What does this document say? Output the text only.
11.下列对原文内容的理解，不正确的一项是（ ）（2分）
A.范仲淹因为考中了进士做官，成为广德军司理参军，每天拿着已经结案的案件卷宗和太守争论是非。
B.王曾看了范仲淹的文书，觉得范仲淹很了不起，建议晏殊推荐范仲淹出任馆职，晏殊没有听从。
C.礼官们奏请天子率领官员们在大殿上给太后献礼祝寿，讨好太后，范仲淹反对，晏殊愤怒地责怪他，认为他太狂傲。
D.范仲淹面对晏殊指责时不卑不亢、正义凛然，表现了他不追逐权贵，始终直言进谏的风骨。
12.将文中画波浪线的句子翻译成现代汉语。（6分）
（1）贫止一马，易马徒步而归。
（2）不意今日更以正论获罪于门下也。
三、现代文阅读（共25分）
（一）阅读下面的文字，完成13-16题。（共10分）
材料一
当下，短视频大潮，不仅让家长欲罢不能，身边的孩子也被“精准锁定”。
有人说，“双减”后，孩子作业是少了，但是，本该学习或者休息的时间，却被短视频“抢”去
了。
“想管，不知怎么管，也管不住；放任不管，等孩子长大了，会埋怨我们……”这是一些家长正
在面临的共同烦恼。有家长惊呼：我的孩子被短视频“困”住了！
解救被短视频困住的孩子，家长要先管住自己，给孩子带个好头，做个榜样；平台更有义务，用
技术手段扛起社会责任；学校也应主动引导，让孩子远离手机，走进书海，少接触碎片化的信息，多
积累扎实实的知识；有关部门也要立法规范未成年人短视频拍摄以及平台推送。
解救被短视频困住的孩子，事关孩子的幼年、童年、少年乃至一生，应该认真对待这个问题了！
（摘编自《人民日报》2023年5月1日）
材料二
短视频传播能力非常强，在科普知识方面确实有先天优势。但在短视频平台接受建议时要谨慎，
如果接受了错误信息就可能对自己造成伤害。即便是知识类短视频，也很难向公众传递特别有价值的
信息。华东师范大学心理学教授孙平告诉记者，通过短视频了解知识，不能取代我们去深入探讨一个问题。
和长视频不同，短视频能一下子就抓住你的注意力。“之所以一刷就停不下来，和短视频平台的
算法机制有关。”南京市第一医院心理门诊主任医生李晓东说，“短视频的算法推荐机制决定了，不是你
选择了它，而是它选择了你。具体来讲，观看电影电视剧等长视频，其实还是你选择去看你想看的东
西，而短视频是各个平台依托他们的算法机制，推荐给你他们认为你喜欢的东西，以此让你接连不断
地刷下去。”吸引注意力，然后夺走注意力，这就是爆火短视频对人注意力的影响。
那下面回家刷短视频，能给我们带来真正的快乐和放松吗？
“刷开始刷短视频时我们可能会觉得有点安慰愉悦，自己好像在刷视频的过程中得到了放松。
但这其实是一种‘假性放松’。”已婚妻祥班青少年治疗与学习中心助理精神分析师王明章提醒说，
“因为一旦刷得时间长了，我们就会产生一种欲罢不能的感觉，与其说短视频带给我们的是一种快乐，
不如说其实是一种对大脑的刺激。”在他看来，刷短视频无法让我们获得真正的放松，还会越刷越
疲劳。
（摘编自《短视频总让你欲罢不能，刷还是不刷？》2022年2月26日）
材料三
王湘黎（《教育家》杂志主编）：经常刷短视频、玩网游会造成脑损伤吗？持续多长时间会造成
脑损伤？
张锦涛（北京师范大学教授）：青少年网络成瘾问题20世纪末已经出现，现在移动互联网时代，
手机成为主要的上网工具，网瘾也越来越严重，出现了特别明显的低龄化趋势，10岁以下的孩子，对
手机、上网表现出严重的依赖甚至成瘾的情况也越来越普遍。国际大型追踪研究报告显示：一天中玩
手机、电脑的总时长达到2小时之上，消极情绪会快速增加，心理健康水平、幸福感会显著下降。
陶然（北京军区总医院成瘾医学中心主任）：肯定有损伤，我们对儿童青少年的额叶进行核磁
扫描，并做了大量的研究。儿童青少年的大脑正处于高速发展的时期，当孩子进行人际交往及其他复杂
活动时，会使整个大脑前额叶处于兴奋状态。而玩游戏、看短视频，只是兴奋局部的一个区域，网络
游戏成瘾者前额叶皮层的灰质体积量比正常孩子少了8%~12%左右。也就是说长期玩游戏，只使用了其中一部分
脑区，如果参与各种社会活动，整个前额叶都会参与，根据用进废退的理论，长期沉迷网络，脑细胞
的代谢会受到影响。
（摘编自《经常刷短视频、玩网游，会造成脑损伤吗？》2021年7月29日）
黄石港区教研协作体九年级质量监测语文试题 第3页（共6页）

TASK DIRECTIONS>
Sift the material for lines with the string "经常刷短视频". Copy each one found.

ANSWER FOR THIS EXERCISE>
王湘黎（《教育家》杂志主编）：经常刷短视频、玩网游会造成脑损伤吗？持续多长时间会造成
（摘编自《经常刷短视频、玩网游，会造成脑损伤吗？》2021年7月29日）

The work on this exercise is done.